Dataset entries on figures:
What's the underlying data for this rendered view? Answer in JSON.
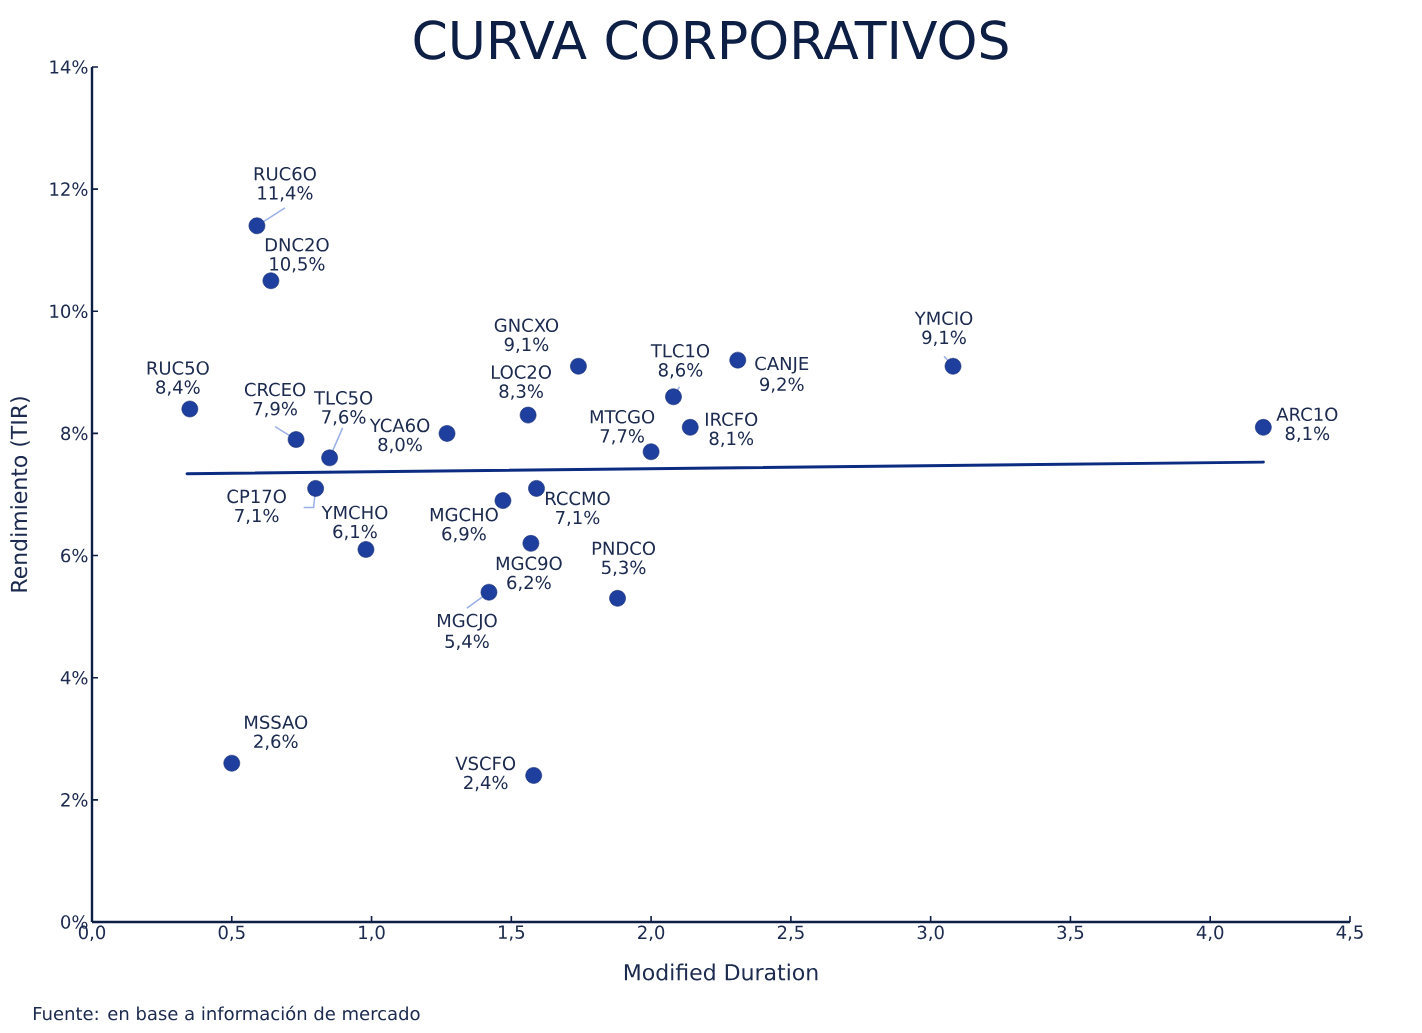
{
  "chart_data": {
    "type": "scatter",
    "title": "CURVA CORPORATIVOS",
    "xlabel": "Modified Duration",
    "ylabel": "Rendimiento (TIR)",
    "annotations": [
      {
        "text": "RUC6O",
        "x": 0.59,
        "y": 11.4
      },
      {
        "text": "DNC2O",
        "x": 0.64,
        "y": 10.5
      },
      {
        "text": "RUC5O",
        "x": 0.35,
        "y": 8.4
      },
      {
        "text": "CRCEO",
        "x": 0.73,
        "y": 7.9
      },
      {
        "text": "TLC5O",
        "x": 0.85,
        "y": 7.6
      },
      {
        "text": "YCA6O",
        "x": 1.27,
        "y": 8.0
      },
      {
        "text": "CP17O",
        "x": 0.8,
        "y": 7.1
      },
      {
        "text": "YMCHO",
        "x": 0.98,
        "y": 6.1
      },
      {
        "text": "MSSAO",
        "x": 0.5,
        "y": 2.6
      },
      {
        "text": "GNCXO",
        "x": 1.74,
        "y": 9.1
      },
      {
        "text": "LOC2O",
        "x": 1.56,
        "y": 8.3
      },
      {
        "text": "TLC1O",
        "x": 2.08,
        "y": 8.6
      },
      {
        "text": "CANJE",
        "x": 2.31,
        "y": 9.2
      },
      {
        "text": "MTCGO",
        "x": 2.0,
        "y": 7.7
      },
      {
        "text": "IRCFO",
        "x": 2.14,
        "y": 8.1
      },
      {
        "text": "RCCMO",
        "x": 1.59,
        "y": 7.1
      },
      {
        "text": "MGCHO",
        "x": 1.47,
        "y": 6.9
      },
      {
        "text": "MGC9O",
        "x": 1.57,
        "y": 6.2
      },
      {
        "text": "MGCJO",
        "x": 1.42,
        "y": 5.4
      },
      {
        "text": "PNDCO",
        "x": 1.88,
        "y": 5.3
      },
      {
        "text": "VSCFO",
        "x": 1.58,
        "y": 2.4
      },
      {
        "text": "YMCIO",
        "x": 3.08,
        "y": 9.1
      },
      {
        "text": "ARC1O",
        "x": 4.19,
        "y": 8.1
      },
      "Fuente: en base a información de mercado"
    ],
    "xlim": [
      0,
      4.5
    ],
    "xticks": [
      {
        "value": 0,
        "label": "0,0"
      },
      {
        "value": 0.5,
        "label": "0,5"
      },
      {
        "value": 1,
        "label": "1,0"
      },
      {
        "value": 1.5,
        "label": "1,5"
      },
      {
        "value": 2,
        "label": "2,0"
      },
      {
        "value": 2.5,
        "label": "2,5"
      },
      {
        "value": 3,
        "label": "3,0"
      },
      {
        "value": 3.5,
        "label": "3,5"
      },
      {
        "value": 4,
        "label": "4,0"
      },
      {
        "value": 4.5,
        "label": "4,5"
      }
    ],
    "ylim": [
      0,
      14
    ],
    "yticks": [
      {
        "value": 0,
        "label": "0%"
      },
      {
        "value": 2,
        "label": "2%"
      },
      {
        "value": 4,
        "label": "4%"
      },
      {
        "value": 6,
        "label": "6%"
      },
      {
        "value": 8,
        "label": "8%"
      },
      {
        "value": 10,
        "label": "10%"
      },
      {
        "value": 12,
        "label": "12%"
      },
      {
        "value": 14,
        "label": "14%"
      }
    ],
    "series": [
      {
        "color": "#1e3f9e",
        "marker": "circle",
        "x": [
          0.59,
          0.64,
          0.35,
          0.73,
          0.85,
          1.27,
          0.8,
          0.98,
          0.5,
          1.74,
          1.56,
          2.08,
          2.31,
          2.0,
          2.14,
          1.59,
          1.47,
          1.57,
          1.42,
          1.88,
          1.58,
          3.08,
          4.19
        ],
        "values": [
          11.4,
          10.5,
          8.4,
          7.9,
          7.6,
          8.0,
          7.1,
          6.1,
          2.6,
          9.1,
          8.3,
          8.6,
          9.2,
          7.7,
          8.1,
          7.1,
          6.9,
          6.2,
          5.4,
          5.3,
          2.4,
          9.1,
          8.1
        ],
        "value_labels": [
          "11,4%",
          "10,5%",
          "8,4%",
          "7,9%",
          "7,6%",
          "8,0%",
          "7,1%",
          "6,1%",
          "2,6%",
          "9,1%",
          "8,3%",
          "8,6%",
          "9,2%",
          "7,7%",
          "8,1%",
          "7,1%",
          "6,9%",
          "6,2%",
          "5,4%",
          "5,3%",
          "2,4%",
          "9,1%",
          "8,1%"
        ]
      },
      {
        "type": "line",
        "color": "#0c2c82",
        "line_style": "solid",
        "x": [
          0.34,
          4.19
        ],
        "values": [
          7.34,
          7.53
        ]
      }
    ]
  }
}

EXERCISE: Reproduce all of the material exactly, apart from the pictures.

RESULT OF THIS EXERCISE:
What's the underlying data for this rendered view? Answer in JSON.
{
  "chart_data": {
    "type": "scatter",
    "title": "CURVA CORPORATIVOS",
    "xlabel": "Modified Duration",
    "ylabel": "Rendimiento (TIR)",
    "annotations": [
      {
        "text": "RUC6O",
        "x": 0.59,
        "y": 11.4
      },
      {
        "text": "DNC2O",
        "x": 0.64,
        "y": 10.5
      },
      {
        "text": "RUC5O",
        "x": 0.35,
        "y": 8.4
      },
      {
        "text": "CRCEO",
        "x": 0.73,
        "y": 7.9
      },
      {
        "text": "TLC5O",
        "x": 0.85,
        "y": 7.6
      },
      {
        "text": "YCA6O",
        "x": 1.27,
        "y": 8.0
      },
      {
        "text": "CP17O",
        "x": 0.8,
        "y": 7.1
      },
      {
        "text": "YMCHO",
        "x": 0.98,
        "y": 6.1
      },
      {
        "text": "MSSAO",
        "x": 0.5,
        "y": 2.6
      },
      {
        "text": "GNCXO",
        "x": 1.74,
        "y": 9.1
      },
      {
        "text": "LOC2O",
        "x": 1.56,
        "y": 8.3
      },
      {
        "text": "TLC1O",
        "x": 2.08,
        "y": 8.6
      },
      {
        "text": "CANJE",
        "x": 2.31,
        "y": 9.2
      },
      {
        "text": "MTCGO",
        "x": 2.0,
        "y": 7.7
      },
      {
        "text": "IRCFO",
        "x": 2.14,
        "y": 8.1
      },
      {
        "text": "RCCMO",
        "x": 1.59,
        "y": 7.1
      },
      {
        "text": "MGCHO",
        "x": 1.47,
        "y": 6.9
      },
      {
        "text": "MGC9O",
        "x": 1.57,
        "y": 6.2
      },
      {
        "text": "MGCJO",
        "x": 1.42,
        "y": 5.4
      },
      {
        "text": "PNDCO",
        "x": 1.88,
        "y": 5.3
      },
      {
        "text": "VSCFO",
        "x": 1.58,
        "y": 2.4
      },
      {
        "text": "YMCIO",
        "x": 3.08,
        "y": 9.1
      },
      {
        "text": "ARC1O",
        "x": 4.19,
        "y": 8.1
      },
      "Fuente: en base a información de mercado"
    ],
    "xlim": [
      0,
      4.5
    ],
    "xticks": [
      {
        "value": 0,
        "label": "0,0"
      },
      {
        "value": 0.5,
        "label": "0,5"
      },
      {
        "value": 1,
        "label": "1,0"
      },
      {
        "value": 1.5,
        "label": "1,5"
      },
      {
        "value": 2,
        "label": "2,0"
      },
      {
        "value": 2.5,
        "label": "2,5"
      },
      {
        "value": 3,
        "label": "3,0"
      },
      {
        "value": 3.5,
        "label": "3,5"
      },
      {
        "value": 4,
        "label": "4,0"
      },
      {
        "value": 4.5,
        "label": "4,5"
      }
    ],
    "ylim": [
      0,
      14
    ],
    "yticks": [
      {
        "value": 0,
        "label": "0%"
      },
      {
        "value": 2,
        "label": "2%"
      },
      {
        "value": 4,
        "label": "4%"
      },
      {
        "value": 6,
        "label": "6%"
      },
      {
        "value": 8,
        "label": "8%"
      },
      {
        "value": 10,
        "label": "10%"
      },
      {
        "value": 12,
        "label": "12%"
      },
      {
        "value": 14,
        "label": "14%"
      }
    ],
    "series": [
      {
        "color": "#1e3f9e",
        "marker": "circle",
        "x": [
          0.59,
          0.64,
          0.35,
          0.73,
          0.85,
          1.27,
          0.8,
          0.98,
          0.5,
          1.74,
          1.56,
          2.08,
          2.31,
          2.0,
          2.14,
          1.59,
          1.47,
          1.57,
          1.42,
          1.88,
          1.58,
          3.08,
          4.19
        ],
        "values": [
          11.4,
          10.5,
          8.4,
          7.9,
          7.6,
          8.0,
          7.1,
          6.1,
          2.6,
          9.1,
          8.3,
          8.6,
          9.2,
          7.7,
          8.1,
          7.1,
          6.9,
          6.2,
          5.4,
          5.3,
          2.4,
          9.1,
          8.1
        ],
        "value_labels": [
          "11,4%",
          "10,5%",
          "8,4%",
          "7,9%",
          "7,6%",
          "8,0%",
          "7,1%",
          "6,1%",
          "2,6%",
          "9,1%",
          "8,3%",
          "8,6%",
          "9,2%",
          "7,7%",
          "8,1%",
          "7,1%",
          "6,9%",
          "6,2%",
          "5,4%",
          "5,3%",
          "2,4%",
          "9,1%",
          "8,1%"
        ]
      },
      {
        "type": "line",
        "color": "#0c2c82",
        "line_style": "solid",
        "x": [
          0.34,
          4.19
        ],
        "values": [
          7.34,
          7.53
        ]
      }
    ]
  }
}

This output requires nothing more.